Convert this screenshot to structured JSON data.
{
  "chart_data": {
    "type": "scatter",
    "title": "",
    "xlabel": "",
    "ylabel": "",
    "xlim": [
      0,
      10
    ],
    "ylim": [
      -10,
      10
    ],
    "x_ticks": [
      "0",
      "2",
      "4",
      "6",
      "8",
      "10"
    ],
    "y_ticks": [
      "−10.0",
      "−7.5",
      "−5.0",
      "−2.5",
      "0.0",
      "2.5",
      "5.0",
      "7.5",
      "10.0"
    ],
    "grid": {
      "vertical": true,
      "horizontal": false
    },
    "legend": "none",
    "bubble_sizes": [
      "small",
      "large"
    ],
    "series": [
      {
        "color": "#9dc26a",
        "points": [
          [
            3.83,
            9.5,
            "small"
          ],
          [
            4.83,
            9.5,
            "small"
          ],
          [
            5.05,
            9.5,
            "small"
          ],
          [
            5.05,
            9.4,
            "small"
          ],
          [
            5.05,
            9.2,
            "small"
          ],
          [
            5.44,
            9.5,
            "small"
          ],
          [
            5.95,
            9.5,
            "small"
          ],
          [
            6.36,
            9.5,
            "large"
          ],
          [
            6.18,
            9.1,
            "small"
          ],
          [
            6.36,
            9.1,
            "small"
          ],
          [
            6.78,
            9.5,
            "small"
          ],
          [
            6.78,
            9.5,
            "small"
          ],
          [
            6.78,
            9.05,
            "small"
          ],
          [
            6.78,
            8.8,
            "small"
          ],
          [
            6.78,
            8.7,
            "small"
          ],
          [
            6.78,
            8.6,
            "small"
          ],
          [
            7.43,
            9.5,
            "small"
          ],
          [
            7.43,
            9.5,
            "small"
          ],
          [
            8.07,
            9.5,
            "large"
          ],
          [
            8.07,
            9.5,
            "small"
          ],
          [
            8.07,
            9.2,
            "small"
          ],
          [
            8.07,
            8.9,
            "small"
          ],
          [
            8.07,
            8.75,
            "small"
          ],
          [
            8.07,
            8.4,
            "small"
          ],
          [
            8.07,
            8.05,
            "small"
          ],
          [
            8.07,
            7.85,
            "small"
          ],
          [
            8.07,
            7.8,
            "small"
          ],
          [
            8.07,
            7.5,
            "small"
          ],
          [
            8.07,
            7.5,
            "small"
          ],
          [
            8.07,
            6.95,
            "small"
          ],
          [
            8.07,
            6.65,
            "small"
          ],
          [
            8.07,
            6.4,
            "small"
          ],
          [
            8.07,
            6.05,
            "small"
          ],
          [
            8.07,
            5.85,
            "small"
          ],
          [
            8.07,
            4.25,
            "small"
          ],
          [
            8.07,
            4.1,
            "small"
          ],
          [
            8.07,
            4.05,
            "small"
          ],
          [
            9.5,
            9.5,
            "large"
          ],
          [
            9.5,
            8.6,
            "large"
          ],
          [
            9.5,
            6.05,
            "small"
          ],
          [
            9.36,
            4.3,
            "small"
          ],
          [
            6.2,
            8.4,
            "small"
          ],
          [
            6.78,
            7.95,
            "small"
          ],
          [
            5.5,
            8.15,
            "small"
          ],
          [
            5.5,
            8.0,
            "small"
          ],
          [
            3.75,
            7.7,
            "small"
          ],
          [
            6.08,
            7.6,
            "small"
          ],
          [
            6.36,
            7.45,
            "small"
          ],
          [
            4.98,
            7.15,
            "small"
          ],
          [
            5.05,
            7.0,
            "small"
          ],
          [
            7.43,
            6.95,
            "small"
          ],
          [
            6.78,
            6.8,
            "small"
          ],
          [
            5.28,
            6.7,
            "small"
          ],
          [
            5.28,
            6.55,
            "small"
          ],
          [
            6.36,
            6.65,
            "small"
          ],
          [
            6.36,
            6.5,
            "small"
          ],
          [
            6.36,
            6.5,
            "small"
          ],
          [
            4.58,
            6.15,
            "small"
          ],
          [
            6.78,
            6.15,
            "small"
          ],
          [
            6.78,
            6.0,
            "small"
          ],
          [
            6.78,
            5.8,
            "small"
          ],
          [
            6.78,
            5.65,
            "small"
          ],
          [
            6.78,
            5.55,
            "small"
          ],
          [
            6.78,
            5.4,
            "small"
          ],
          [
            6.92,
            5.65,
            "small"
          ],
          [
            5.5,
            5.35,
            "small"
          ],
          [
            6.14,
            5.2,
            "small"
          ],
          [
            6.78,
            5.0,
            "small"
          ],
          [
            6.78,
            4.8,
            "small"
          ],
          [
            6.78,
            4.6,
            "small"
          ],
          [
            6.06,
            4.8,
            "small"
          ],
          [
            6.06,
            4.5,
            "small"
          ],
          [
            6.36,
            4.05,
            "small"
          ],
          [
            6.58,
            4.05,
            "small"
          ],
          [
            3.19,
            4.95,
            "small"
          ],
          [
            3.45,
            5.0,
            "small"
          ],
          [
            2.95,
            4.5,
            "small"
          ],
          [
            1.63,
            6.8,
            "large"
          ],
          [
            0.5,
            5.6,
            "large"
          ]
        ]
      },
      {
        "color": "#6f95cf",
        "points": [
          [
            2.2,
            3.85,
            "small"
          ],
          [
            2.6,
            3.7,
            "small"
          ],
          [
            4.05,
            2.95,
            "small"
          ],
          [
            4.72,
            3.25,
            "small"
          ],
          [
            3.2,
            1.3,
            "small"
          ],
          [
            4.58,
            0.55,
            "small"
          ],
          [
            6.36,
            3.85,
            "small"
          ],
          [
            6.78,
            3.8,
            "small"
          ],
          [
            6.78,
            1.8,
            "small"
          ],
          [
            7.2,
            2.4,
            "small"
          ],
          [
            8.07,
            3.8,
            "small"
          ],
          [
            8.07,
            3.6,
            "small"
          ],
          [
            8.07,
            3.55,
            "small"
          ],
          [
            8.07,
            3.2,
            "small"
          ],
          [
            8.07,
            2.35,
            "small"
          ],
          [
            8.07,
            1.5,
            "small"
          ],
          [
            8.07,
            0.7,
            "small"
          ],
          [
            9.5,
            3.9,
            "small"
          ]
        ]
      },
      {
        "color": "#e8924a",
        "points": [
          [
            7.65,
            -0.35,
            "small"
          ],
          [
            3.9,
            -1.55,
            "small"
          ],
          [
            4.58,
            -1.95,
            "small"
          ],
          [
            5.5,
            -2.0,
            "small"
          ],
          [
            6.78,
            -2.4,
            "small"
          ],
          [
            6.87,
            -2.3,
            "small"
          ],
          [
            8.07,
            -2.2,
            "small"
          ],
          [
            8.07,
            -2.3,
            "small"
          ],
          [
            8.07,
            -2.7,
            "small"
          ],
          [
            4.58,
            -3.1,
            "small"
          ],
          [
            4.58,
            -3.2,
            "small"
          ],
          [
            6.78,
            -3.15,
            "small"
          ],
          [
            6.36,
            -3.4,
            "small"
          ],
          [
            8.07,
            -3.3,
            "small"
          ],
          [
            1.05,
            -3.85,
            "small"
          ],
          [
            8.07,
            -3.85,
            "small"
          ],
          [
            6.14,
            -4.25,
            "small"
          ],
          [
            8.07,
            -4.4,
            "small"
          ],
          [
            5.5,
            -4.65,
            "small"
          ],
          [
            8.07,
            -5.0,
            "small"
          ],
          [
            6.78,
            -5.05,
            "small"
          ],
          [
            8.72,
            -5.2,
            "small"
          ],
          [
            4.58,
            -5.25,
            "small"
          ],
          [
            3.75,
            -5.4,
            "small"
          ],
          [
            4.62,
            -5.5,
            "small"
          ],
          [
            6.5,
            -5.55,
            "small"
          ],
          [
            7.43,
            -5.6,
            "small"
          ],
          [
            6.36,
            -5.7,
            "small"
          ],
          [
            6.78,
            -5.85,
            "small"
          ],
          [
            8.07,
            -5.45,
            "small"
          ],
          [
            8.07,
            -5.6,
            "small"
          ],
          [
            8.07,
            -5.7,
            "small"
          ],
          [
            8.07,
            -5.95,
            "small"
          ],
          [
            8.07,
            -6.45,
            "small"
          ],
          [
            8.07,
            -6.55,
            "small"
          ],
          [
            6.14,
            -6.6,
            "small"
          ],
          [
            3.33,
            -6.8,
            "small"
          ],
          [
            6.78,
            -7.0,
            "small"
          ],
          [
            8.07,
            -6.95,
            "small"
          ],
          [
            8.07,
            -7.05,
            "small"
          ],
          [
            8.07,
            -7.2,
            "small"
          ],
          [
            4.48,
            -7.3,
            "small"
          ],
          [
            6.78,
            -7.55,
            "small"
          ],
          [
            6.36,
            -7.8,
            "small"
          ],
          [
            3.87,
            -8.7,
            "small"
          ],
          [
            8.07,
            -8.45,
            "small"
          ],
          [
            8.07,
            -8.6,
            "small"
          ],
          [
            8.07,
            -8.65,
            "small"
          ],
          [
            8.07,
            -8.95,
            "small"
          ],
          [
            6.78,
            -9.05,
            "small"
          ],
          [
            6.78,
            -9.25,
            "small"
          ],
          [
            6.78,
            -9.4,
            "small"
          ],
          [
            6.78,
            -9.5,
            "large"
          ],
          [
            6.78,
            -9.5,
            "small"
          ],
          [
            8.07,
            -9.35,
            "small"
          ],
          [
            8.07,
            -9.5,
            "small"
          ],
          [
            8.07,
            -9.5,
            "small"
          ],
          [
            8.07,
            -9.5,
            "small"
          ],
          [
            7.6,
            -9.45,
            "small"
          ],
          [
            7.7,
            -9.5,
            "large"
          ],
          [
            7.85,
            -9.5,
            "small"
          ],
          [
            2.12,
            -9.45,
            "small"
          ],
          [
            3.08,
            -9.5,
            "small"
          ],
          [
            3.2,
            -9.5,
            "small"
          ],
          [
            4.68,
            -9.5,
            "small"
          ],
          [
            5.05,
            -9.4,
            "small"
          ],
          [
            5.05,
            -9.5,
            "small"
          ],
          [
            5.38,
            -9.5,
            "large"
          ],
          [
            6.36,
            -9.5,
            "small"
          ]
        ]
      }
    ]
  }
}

=== What needs to be done ===
Isolate each line of the listing above that includes "color". Copy it.

=== Exercise result ===
        "color": "#9dc26a",
        "color": "#6f95cf",
        "color": "#e8924a",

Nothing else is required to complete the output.